Task goal |
Show all lines from the listing below that contain "nhận".

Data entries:
========================================
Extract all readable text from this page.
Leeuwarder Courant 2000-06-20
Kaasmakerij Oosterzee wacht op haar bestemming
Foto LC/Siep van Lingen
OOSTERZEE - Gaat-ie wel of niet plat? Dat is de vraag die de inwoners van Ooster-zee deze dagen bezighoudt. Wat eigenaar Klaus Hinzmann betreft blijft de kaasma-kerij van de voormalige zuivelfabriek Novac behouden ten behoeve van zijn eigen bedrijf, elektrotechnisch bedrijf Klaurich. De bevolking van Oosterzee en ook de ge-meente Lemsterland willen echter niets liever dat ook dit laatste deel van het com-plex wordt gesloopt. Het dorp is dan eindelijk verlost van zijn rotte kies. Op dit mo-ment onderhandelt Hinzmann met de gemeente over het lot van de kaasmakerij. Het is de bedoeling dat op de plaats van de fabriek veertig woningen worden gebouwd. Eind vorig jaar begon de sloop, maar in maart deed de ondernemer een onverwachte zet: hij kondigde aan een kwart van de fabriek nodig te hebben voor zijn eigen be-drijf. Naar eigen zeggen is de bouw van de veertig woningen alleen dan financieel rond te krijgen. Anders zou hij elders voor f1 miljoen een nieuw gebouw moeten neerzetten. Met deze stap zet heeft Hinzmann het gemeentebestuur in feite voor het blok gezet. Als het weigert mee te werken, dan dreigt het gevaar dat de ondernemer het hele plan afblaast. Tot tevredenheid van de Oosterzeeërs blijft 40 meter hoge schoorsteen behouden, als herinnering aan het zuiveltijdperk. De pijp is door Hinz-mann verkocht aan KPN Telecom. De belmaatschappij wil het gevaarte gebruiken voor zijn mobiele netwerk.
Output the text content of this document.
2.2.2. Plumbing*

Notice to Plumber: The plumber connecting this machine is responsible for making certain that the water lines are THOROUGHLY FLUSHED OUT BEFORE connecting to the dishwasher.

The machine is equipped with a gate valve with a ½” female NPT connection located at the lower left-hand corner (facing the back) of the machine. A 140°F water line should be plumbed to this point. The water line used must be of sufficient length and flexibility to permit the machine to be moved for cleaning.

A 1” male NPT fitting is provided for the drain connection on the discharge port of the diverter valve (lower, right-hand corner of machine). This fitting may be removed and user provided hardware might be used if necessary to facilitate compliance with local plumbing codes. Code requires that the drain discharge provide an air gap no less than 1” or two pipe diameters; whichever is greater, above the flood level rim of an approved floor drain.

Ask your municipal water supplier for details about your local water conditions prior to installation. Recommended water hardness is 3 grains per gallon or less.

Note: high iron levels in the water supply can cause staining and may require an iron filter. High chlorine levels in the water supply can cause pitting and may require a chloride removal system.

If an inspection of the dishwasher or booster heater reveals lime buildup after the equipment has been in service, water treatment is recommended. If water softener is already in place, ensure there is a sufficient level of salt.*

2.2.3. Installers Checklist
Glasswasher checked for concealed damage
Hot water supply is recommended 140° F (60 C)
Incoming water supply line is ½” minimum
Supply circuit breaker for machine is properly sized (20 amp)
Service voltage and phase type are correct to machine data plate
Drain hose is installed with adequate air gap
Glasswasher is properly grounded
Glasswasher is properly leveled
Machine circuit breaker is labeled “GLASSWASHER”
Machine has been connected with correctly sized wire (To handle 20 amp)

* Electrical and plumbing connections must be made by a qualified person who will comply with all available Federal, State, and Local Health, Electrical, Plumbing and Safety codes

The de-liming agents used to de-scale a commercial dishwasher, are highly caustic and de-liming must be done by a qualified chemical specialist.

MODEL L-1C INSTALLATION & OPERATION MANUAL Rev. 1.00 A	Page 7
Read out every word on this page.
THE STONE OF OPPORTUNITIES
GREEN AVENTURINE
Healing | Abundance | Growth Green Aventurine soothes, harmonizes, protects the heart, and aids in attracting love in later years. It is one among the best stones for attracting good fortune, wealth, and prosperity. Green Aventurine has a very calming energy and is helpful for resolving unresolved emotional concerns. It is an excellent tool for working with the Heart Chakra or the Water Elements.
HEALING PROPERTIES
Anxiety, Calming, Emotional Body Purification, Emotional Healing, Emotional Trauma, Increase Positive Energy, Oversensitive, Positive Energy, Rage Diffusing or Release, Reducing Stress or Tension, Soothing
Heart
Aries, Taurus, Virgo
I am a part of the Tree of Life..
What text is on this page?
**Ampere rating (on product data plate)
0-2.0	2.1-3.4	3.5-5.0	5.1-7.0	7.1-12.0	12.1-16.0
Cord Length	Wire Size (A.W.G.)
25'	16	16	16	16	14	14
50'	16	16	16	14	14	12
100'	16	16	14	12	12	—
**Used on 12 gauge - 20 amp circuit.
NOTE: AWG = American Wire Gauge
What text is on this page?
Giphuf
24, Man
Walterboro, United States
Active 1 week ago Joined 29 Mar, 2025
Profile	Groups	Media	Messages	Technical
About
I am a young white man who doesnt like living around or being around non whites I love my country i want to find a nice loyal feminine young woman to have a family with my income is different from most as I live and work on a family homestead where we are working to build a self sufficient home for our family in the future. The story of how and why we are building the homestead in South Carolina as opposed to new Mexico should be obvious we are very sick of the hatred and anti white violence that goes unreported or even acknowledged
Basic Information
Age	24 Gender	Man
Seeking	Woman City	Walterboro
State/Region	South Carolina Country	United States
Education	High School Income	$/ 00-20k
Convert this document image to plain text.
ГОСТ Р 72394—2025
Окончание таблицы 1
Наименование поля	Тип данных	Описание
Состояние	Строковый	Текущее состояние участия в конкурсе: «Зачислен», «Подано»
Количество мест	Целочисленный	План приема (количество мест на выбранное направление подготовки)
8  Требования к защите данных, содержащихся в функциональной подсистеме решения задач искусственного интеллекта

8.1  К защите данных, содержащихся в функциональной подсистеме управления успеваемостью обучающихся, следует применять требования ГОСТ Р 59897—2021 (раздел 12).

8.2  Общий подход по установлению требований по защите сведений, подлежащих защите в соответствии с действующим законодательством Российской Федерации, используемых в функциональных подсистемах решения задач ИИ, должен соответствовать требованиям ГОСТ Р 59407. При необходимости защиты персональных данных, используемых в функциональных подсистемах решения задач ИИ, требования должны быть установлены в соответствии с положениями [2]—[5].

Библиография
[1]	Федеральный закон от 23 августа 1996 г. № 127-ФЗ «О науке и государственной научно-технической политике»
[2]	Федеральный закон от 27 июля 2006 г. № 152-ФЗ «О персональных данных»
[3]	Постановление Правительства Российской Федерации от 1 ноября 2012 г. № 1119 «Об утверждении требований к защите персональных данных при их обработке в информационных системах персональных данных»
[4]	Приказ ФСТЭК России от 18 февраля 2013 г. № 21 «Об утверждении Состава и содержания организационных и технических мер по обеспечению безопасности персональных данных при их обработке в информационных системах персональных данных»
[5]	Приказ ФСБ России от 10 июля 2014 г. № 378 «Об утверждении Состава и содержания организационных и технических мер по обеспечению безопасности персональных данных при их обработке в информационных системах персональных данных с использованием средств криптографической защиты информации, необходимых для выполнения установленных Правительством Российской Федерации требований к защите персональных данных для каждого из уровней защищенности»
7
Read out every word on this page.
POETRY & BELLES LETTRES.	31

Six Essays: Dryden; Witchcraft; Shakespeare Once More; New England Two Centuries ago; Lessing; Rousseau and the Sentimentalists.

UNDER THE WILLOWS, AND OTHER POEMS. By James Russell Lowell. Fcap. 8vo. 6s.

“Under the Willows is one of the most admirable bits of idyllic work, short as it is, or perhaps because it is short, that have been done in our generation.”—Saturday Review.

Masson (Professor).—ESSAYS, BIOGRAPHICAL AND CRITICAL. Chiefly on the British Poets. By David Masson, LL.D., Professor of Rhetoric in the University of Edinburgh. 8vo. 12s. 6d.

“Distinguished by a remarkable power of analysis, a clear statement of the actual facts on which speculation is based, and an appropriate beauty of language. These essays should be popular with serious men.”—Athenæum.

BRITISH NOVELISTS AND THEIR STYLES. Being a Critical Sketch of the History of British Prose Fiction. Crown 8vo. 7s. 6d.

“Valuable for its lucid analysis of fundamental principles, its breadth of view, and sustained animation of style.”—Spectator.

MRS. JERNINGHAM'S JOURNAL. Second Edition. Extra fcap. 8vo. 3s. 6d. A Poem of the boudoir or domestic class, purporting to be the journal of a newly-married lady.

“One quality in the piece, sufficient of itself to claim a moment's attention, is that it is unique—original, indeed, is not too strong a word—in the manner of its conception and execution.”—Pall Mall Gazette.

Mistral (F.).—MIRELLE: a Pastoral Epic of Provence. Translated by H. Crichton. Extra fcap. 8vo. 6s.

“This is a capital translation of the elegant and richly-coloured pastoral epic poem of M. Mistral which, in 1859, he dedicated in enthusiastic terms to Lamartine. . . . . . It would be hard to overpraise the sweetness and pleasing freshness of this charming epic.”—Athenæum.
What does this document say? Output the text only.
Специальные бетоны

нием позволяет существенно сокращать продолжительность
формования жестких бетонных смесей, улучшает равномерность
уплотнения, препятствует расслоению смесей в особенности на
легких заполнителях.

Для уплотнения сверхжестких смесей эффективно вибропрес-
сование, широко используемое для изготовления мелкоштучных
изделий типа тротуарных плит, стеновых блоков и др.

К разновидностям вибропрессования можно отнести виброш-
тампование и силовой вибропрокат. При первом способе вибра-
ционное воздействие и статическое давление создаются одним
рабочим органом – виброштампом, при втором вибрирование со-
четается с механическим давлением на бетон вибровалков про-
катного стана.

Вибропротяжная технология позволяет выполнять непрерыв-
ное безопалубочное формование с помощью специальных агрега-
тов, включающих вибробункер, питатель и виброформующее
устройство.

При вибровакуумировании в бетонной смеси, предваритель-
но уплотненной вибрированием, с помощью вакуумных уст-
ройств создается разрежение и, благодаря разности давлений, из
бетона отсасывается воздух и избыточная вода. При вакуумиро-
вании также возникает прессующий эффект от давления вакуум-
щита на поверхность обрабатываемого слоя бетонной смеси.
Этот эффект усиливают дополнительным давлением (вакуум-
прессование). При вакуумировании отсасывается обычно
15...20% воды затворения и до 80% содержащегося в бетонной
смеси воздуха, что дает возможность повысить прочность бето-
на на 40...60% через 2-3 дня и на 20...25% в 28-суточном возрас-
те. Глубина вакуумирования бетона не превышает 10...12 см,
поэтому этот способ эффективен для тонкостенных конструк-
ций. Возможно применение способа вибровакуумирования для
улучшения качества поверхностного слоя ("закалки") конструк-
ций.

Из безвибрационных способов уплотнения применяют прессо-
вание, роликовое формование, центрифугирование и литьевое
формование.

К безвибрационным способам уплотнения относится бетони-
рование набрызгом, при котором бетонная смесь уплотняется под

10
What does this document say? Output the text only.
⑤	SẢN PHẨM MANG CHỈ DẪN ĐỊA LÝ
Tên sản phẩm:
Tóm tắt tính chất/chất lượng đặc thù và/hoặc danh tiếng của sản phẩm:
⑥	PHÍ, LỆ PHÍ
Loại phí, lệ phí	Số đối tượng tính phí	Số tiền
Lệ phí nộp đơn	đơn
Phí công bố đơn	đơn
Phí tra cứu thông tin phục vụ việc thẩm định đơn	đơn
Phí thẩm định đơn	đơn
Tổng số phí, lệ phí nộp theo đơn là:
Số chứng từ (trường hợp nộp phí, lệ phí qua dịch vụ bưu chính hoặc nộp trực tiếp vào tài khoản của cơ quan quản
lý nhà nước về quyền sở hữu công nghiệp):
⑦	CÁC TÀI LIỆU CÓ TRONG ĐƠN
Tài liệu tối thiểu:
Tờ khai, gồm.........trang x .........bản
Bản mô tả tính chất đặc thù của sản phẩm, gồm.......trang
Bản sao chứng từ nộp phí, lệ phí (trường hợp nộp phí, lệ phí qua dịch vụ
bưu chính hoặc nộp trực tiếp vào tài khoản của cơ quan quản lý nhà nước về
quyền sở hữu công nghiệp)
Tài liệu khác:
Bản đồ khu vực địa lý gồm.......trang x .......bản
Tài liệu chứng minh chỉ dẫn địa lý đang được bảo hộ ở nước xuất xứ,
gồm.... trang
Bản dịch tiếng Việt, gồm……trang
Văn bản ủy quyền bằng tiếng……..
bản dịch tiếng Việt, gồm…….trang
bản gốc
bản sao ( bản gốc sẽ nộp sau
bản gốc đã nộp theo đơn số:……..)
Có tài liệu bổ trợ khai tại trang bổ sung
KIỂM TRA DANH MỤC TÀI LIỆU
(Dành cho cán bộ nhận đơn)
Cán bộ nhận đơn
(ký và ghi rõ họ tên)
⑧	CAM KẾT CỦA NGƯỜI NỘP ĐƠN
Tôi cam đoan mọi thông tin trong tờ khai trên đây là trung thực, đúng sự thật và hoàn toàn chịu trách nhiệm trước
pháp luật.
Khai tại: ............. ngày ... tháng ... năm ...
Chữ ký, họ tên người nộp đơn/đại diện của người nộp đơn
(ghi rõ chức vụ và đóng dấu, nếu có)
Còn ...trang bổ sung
========================================
Task answer |
(Dành cho cán bộ nhận đơn)
Cán bộ nhận đơn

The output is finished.